INSTRUCTIONS FOR THE TASK ▸
Copy out every line containing the word "شرقی".

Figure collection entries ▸
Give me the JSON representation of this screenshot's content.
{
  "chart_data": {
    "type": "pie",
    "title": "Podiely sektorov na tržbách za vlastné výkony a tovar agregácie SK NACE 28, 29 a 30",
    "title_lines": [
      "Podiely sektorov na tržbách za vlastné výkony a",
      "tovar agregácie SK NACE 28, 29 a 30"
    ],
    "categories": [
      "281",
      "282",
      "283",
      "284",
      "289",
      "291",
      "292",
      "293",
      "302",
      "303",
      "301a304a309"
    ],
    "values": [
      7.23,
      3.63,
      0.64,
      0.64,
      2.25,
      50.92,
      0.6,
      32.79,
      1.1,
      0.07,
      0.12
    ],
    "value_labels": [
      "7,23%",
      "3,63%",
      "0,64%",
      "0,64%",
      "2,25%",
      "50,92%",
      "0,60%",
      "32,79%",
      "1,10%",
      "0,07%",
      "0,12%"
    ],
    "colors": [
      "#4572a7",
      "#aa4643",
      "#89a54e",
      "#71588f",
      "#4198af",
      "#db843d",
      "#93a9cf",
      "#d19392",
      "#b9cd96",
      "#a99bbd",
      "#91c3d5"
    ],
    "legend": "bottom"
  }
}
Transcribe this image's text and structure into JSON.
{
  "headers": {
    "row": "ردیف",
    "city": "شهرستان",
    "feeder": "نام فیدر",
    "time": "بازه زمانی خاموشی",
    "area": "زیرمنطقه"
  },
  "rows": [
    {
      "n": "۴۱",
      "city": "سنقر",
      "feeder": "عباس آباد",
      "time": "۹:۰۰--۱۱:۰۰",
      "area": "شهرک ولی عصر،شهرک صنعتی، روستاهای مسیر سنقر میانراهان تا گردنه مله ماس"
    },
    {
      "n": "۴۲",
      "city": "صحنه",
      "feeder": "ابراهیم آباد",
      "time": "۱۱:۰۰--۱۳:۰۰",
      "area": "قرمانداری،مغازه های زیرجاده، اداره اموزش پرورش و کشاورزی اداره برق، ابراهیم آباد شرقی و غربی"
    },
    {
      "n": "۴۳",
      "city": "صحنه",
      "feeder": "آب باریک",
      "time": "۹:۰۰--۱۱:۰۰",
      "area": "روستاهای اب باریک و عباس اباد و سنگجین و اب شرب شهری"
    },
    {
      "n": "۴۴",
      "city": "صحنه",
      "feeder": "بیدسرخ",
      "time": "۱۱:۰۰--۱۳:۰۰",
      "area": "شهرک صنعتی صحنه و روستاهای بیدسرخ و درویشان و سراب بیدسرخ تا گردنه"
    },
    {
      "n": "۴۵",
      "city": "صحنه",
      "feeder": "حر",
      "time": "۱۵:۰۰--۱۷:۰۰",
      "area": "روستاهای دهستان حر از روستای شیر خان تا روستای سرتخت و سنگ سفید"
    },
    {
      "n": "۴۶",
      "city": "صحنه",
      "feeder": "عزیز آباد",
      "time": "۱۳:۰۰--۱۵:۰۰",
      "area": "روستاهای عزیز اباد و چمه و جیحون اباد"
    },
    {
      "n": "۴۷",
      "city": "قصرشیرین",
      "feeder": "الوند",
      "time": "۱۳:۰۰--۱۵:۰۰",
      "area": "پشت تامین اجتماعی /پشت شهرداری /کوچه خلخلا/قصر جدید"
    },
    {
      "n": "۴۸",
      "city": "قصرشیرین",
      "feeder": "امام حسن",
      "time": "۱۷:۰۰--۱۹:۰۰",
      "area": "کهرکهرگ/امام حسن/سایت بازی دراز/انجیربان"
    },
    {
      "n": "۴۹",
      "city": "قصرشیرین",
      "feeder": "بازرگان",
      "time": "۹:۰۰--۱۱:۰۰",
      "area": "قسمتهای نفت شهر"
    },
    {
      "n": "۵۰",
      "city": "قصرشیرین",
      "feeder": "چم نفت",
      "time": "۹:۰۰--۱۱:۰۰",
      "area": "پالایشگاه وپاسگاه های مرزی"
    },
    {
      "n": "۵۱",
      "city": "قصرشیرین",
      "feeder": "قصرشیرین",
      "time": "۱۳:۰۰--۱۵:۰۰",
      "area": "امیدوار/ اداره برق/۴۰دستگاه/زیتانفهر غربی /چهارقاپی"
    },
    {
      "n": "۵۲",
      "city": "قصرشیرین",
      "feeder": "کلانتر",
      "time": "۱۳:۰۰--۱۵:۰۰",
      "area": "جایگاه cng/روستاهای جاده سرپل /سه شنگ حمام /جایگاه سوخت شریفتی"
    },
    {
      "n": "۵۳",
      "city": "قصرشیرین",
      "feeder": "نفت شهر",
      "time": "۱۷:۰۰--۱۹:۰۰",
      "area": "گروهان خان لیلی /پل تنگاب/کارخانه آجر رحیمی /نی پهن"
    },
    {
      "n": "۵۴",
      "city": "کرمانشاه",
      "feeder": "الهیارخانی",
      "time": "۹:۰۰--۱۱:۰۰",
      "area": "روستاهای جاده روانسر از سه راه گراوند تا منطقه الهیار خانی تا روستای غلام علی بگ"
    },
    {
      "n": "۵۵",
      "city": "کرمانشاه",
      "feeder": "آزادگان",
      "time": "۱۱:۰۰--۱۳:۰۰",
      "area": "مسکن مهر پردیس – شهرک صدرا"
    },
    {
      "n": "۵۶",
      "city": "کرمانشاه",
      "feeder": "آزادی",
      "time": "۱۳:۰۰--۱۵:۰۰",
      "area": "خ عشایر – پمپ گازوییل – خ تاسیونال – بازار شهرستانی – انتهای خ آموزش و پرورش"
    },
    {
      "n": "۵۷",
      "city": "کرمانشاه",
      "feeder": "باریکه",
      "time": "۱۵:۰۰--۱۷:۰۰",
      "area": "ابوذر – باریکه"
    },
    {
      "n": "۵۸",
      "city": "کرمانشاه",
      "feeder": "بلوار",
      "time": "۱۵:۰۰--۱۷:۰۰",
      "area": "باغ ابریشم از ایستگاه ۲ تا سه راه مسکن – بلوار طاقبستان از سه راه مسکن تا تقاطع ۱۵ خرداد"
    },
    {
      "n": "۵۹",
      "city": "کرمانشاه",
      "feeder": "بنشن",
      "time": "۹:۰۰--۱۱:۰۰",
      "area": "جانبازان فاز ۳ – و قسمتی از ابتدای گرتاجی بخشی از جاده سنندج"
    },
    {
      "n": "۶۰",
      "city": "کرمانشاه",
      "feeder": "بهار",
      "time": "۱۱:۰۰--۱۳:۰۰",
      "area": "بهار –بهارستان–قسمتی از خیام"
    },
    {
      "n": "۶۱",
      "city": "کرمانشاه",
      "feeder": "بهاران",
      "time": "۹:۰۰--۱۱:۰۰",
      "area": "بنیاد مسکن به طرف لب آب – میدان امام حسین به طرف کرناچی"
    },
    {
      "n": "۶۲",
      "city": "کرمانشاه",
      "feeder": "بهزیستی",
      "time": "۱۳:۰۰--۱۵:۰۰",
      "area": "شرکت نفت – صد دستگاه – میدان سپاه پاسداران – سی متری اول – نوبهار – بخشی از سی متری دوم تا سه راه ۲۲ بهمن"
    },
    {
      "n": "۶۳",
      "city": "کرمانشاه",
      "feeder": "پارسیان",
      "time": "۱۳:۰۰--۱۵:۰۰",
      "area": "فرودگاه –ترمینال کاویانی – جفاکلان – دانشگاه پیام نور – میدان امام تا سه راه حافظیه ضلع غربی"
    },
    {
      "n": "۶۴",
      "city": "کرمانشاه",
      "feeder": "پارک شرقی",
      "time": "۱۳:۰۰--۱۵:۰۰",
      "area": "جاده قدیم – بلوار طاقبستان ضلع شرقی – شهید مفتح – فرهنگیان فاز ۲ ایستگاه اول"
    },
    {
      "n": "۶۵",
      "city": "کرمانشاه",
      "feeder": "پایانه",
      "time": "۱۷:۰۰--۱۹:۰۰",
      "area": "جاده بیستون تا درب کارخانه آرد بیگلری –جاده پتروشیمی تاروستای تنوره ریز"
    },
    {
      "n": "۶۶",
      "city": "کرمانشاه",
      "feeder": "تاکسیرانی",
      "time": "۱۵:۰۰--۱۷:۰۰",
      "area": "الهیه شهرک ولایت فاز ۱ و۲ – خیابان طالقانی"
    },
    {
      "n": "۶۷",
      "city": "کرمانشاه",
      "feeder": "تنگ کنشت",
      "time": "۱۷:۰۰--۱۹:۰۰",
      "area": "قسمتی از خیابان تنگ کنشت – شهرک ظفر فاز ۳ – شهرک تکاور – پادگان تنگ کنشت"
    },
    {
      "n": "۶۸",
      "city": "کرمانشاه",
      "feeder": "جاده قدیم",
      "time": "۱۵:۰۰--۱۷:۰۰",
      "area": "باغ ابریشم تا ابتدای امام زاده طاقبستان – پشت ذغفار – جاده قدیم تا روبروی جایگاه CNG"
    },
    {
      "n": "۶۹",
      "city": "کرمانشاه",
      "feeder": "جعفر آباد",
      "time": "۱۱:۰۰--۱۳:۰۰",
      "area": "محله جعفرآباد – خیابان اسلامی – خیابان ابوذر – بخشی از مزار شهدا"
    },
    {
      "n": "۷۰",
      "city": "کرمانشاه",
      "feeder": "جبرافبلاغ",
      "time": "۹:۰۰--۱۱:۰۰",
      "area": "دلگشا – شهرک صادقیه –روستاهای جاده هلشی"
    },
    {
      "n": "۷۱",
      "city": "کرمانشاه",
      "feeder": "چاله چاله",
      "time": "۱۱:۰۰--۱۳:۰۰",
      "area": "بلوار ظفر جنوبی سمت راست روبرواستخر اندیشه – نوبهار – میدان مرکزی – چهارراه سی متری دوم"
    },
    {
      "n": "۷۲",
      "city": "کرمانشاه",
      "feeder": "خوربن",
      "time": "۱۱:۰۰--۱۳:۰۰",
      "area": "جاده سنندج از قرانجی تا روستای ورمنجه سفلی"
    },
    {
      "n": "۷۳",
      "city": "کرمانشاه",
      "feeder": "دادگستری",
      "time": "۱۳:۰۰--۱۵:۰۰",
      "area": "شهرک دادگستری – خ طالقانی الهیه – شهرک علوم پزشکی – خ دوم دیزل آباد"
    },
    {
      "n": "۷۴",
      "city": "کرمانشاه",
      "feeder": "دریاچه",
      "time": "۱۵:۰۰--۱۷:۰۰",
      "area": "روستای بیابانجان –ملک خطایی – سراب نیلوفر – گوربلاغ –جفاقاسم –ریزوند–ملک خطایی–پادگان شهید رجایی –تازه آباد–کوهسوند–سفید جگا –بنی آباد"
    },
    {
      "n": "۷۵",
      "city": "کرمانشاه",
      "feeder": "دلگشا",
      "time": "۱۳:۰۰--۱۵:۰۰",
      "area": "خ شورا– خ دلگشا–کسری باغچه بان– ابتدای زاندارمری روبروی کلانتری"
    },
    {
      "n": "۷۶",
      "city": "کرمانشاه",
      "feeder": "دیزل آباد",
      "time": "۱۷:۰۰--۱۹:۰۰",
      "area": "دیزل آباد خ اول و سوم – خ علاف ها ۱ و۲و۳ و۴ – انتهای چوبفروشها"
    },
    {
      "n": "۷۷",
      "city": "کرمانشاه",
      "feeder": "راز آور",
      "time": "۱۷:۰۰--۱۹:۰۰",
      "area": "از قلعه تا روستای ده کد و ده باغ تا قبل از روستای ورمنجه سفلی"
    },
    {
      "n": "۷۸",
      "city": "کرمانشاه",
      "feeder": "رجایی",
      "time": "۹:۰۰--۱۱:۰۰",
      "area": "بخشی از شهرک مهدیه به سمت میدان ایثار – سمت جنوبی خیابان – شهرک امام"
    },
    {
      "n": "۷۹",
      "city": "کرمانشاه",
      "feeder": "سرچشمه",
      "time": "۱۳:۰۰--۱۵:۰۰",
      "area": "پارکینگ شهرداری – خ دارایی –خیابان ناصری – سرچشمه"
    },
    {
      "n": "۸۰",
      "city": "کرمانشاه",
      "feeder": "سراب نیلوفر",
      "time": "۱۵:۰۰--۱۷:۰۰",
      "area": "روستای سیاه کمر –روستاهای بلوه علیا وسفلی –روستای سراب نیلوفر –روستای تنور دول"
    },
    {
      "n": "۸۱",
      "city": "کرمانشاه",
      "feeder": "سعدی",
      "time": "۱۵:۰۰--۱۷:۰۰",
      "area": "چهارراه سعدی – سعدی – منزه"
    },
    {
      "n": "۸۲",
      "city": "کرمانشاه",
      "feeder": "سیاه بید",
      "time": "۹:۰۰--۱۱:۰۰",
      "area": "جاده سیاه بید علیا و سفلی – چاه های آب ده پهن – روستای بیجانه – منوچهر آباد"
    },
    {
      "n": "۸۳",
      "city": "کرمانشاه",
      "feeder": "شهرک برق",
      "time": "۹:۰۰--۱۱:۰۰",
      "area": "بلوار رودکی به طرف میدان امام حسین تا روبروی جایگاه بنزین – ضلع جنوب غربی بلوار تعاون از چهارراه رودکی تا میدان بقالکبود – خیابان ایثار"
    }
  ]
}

WRITTEN ANSWER ▸
      "area": "قرمانداری،مغازه های زیرجاده، اداره اموزش پرورش و کشاورزی اداره برق، ابراهیم آباد شرقی و غربی"
      "feeder": "پارک شرقی",
      "area": "جاده قدیم – بلوار طاقبستان ضلع شرقی – شهید مفتح – فرهنگیان فاز ۲ ایستگاه اول"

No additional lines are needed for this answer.